• Consigna A:
Indica si cada afirmación concuerda con el texto sobre Daniela. Responde sí o no y cita literalmente las palabras del texto que lo deciden. (i) Daniela viajó a España en avión. (ii) El Gobierno venezolano le concedió los documentos necesarios para salir. (iii) En Barcelona trabaja como ingeniera.
• Consigna B:
Enumera todos los nombres de países y ciudades que aparecen en el texto sobre Daniela.

Salió de Venezuela escondida en el maletero de un coche. No solo por el riesgo de ser interceptada sin los documentos necesarios —que el Gobierno no concede—, sino porque la frontera con Colombia es zona de paramilitares y especialmente peligrosa para una mujer. En Bogotá, acudió de nuevo a ACNUR, que la ayudó a organizar su salida al considerar que tampoco allí estaba segura. Así, Daniela se subió en un avión rumbo a España, solo con un bolso de mano.
Esta ingeniera nunca imaginó que un curso de pastelería sería su mayor salvavidas. En Barcelona, ya como demandante de asilo, trabaja como pastelera mientras tramita la homologación de su título universitario. “Tenemos que acabar con el estereotipo de que todos los refugiados vienen en patera y hacen trabajos no cualificados, como limpieza o cuidado de mayores”, afirma. “Podemos ser un gran aporte a la sociedad española, nuestro agradecimiento es infinito. Cuando acoges, generas compromiso, lealtad, es un ganar-ganar”, enfatiza.

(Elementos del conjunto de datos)
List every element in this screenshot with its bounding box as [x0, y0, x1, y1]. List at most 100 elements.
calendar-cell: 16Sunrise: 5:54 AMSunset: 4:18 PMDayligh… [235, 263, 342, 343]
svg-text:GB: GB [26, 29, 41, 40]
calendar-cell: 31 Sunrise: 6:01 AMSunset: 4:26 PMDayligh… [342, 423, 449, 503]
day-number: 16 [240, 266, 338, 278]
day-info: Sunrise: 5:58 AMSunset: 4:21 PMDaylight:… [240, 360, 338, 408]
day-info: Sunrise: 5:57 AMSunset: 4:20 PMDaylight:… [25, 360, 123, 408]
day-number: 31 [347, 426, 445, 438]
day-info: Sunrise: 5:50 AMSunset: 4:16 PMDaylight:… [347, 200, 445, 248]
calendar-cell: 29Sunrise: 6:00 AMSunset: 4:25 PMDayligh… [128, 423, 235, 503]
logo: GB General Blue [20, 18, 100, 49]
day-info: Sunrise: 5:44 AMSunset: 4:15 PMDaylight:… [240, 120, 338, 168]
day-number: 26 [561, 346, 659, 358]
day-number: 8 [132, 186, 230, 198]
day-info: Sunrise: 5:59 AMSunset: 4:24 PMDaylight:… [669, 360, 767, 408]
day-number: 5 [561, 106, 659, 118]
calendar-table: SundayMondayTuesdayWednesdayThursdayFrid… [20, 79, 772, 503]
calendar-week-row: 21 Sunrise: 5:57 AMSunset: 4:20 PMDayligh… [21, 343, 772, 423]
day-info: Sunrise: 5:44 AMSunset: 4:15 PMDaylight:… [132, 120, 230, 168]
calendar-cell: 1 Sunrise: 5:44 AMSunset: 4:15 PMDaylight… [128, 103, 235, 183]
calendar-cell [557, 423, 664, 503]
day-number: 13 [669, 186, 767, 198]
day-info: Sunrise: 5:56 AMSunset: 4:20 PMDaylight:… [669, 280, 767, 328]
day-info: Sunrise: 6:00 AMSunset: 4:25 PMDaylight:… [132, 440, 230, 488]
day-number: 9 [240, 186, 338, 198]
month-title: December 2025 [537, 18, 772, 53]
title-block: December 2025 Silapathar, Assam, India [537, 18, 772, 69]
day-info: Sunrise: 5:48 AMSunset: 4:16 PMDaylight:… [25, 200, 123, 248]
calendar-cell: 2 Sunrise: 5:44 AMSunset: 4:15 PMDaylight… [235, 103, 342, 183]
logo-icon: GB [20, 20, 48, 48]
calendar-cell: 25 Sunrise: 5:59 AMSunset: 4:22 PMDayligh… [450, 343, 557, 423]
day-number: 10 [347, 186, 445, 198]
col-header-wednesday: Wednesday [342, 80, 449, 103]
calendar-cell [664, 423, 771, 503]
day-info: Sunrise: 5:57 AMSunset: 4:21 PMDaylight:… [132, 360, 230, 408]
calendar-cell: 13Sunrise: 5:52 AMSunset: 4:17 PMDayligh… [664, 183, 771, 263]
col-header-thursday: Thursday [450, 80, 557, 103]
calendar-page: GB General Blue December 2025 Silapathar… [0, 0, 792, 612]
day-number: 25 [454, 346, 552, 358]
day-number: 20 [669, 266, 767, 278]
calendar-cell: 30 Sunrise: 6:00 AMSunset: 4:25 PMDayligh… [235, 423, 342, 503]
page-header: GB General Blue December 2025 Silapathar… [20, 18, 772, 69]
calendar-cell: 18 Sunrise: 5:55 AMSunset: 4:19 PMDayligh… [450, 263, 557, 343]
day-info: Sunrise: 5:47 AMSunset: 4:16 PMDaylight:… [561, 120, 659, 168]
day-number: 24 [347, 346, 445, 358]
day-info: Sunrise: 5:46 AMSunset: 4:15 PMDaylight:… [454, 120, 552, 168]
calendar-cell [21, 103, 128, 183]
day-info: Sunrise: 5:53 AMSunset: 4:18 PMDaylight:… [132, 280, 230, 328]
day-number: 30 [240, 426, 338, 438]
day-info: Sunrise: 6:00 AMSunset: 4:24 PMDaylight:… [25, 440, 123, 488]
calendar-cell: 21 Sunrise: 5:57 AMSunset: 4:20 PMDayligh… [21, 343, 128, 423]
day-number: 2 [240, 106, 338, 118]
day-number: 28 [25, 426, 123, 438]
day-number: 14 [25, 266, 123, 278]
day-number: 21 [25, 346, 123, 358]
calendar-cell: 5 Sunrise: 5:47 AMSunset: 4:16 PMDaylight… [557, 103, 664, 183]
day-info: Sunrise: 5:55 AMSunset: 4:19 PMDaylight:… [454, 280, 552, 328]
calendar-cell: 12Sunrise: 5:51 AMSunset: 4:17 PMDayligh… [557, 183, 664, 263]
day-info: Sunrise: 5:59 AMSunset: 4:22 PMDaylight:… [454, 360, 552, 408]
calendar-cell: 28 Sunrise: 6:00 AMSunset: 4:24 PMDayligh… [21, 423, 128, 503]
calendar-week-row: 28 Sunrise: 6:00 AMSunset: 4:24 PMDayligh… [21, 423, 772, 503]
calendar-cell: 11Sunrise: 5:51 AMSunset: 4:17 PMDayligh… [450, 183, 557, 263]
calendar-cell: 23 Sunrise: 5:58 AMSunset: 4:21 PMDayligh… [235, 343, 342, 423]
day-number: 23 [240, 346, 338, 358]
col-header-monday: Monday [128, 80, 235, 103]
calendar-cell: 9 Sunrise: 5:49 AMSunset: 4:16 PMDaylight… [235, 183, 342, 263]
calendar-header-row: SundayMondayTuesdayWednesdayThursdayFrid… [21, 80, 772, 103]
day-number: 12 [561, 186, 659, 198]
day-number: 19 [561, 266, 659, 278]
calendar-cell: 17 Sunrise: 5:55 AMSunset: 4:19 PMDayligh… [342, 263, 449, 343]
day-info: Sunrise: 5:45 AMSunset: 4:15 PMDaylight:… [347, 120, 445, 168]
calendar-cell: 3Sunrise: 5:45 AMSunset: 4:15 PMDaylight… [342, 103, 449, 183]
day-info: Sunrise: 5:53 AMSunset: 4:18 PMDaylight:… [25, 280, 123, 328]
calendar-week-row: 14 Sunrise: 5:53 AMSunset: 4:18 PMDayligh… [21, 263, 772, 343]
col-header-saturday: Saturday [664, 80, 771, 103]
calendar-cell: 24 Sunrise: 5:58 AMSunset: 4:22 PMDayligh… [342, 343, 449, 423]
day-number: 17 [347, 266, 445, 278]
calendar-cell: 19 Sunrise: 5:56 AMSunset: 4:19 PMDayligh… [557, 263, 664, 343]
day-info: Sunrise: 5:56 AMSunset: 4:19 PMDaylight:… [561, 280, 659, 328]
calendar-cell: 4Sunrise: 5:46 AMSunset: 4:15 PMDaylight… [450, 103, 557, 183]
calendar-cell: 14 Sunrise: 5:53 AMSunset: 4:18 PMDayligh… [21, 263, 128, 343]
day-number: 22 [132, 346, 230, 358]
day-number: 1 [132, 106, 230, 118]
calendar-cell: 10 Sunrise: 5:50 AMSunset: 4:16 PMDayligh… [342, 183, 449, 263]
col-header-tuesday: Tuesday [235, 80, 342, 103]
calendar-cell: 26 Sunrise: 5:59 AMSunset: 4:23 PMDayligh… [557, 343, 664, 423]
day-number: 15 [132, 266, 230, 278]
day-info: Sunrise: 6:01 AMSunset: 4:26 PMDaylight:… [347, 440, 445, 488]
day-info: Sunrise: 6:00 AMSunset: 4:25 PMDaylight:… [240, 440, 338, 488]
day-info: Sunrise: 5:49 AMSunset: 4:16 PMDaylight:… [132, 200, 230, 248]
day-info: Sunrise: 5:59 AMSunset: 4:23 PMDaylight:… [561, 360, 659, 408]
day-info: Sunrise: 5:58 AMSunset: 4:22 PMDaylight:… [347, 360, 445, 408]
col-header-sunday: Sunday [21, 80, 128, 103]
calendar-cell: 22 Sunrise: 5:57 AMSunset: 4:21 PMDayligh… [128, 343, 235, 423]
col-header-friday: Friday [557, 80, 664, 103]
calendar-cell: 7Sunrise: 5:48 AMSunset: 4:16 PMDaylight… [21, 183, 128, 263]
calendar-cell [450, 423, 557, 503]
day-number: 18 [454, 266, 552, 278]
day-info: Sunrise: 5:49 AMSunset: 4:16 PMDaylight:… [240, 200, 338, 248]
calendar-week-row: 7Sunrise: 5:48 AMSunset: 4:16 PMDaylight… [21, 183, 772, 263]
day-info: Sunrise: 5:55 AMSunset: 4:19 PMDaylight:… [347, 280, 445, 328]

• Solución A:
(i) Sí: "Daniela se subió en un avión rumbo a España, solo con un bolso de mano".
(ii) No: "sin los documentos necesarios —que el Gobierno no concede—".
(iii) No: "trabaja como pastelera mientras tramita la homologación de su título universitario".

• Solución B:
Venezuela, Colombia, Bogotá, España, Barcelona